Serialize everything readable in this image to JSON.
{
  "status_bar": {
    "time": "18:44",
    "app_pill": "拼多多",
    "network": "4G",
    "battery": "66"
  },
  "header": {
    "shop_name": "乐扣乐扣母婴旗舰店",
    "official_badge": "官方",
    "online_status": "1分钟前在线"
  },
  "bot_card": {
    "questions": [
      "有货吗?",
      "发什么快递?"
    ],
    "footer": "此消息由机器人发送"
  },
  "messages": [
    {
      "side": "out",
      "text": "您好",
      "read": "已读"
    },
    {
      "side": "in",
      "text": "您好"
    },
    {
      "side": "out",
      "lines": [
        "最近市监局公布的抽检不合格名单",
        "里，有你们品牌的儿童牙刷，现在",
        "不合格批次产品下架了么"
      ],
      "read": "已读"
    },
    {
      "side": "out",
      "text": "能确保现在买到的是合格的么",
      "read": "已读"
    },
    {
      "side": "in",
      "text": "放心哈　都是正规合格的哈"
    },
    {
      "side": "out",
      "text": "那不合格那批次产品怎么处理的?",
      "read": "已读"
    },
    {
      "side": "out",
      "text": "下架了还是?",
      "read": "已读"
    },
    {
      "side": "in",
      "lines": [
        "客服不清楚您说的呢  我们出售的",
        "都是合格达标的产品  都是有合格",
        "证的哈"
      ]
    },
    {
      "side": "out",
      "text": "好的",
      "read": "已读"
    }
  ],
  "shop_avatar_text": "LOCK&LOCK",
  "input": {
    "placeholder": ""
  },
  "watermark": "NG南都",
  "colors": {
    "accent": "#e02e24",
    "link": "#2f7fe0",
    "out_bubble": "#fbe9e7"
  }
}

__________

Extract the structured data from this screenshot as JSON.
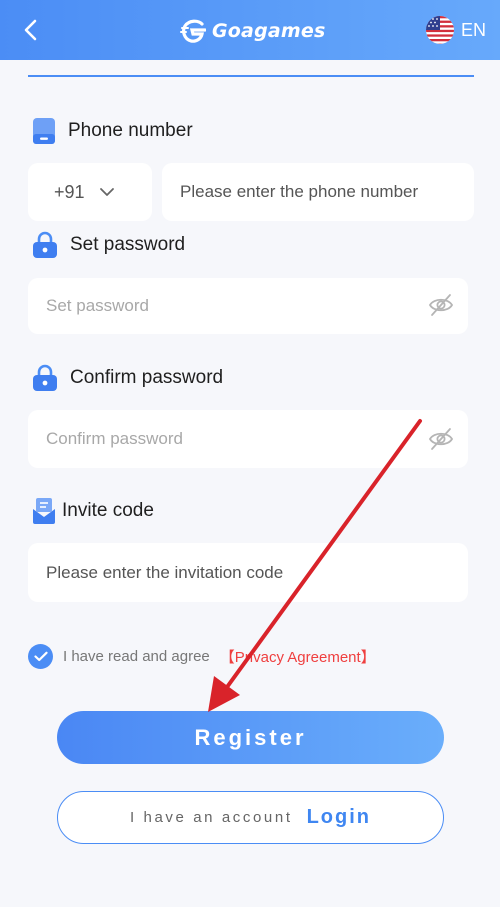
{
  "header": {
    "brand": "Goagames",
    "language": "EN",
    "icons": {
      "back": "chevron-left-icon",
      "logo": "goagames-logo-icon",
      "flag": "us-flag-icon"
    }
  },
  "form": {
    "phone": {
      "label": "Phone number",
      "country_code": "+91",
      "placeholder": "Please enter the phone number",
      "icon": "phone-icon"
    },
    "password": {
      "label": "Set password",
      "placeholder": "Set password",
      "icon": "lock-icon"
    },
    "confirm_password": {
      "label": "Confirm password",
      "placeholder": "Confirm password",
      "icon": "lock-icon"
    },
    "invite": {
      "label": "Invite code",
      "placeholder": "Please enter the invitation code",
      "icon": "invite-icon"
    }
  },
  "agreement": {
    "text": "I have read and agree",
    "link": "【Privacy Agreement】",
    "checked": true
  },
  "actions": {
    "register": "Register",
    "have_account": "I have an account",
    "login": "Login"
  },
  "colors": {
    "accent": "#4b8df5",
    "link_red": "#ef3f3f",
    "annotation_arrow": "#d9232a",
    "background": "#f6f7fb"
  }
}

__________

## Aim
Where a line contains the string "enter", extract that line.

## Task response
      "placeholder": "Please enter the phone number",
      "placeholder": "Please enter the invitation code",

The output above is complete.